### TASK DIRECTIONS:
Return each line of the records holding the string "Closing".

START EXERCISE MATERIALS

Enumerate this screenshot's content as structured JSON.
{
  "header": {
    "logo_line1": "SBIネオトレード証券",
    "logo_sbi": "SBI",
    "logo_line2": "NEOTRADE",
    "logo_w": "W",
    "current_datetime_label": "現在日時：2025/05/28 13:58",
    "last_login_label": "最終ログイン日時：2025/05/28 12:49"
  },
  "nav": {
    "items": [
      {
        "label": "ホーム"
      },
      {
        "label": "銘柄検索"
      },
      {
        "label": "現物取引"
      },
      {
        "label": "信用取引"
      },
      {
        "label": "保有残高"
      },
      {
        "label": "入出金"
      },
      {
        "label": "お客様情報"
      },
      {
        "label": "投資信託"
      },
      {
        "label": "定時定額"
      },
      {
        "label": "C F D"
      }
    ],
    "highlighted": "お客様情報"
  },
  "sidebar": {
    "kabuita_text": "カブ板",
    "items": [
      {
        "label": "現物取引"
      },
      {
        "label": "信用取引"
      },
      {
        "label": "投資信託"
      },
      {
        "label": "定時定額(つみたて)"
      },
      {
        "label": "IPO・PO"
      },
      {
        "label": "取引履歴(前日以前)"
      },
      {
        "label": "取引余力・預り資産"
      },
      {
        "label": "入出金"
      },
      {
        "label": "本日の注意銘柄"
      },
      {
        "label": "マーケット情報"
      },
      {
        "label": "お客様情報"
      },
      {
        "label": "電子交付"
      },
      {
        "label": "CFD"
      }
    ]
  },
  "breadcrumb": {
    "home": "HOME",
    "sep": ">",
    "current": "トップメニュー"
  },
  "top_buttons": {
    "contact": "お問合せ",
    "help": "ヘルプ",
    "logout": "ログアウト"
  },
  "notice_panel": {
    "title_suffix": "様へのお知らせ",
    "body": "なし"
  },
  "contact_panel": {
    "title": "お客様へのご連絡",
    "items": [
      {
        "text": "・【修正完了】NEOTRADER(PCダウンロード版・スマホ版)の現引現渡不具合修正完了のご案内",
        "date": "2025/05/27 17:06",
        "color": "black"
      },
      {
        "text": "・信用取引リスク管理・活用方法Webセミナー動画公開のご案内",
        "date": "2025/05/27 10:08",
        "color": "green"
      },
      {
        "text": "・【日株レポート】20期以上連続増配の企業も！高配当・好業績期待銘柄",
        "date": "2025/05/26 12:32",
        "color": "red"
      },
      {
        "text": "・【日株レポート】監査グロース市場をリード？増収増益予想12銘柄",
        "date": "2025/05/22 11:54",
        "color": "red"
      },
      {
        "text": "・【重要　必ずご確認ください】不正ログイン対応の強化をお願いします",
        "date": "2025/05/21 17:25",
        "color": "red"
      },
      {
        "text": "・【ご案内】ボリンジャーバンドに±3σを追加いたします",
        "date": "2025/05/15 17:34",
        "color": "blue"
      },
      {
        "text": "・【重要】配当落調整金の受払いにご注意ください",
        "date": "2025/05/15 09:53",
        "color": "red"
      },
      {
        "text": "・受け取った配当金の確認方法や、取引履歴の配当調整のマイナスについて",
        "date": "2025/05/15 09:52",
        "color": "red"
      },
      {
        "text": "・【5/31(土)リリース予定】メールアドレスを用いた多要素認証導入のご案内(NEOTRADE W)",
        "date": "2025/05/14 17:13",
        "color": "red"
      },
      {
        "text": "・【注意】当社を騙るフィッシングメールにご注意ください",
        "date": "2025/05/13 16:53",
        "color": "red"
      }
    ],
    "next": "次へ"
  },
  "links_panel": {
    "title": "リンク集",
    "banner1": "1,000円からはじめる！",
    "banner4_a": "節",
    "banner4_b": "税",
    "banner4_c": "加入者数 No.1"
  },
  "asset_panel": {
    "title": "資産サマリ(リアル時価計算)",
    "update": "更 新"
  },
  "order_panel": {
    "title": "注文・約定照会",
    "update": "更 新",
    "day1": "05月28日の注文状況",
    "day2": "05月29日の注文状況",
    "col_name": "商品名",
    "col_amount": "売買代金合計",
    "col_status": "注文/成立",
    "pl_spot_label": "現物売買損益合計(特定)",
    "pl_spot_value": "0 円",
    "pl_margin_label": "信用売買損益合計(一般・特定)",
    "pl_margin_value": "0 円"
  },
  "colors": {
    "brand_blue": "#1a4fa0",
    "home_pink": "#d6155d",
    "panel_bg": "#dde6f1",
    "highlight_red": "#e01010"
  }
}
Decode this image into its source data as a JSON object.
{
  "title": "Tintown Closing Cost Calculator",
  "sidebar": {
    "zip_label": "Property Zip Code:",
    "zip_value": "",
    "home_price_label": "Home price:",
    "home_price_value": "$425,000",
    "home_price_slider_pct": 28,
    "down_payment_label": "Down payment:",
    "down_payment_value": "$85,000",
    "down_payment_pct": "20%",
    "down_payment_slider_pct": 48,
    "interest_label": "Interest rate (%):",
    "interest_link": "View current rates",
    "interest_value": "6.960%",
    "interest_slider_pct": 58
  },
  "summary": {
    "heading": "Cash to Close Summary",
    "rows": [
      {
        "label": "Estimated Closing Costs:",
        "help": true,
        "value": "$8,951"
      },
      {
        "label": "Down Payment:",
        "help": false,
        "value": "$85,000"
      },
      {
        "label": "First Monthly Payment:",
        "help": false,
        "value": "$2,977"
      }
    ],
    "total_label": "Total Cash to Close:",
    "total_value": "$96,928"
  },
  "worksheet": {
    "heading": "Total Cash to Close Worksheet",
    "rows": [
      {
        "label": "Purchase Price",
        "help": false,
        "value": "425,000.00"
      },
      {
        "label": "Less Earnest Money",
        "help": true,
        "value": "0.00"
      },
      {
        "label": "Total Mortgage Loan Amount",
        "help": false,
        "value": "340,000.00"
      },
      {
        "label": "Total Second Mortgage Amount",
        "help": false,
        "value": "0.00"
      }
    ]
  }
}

END EXERCISE MATERIALS

### EXPECTED ANSWER:
  "title": "Tintown Closing Cost Calculator",
        "label": "Estimated Closing Costs:",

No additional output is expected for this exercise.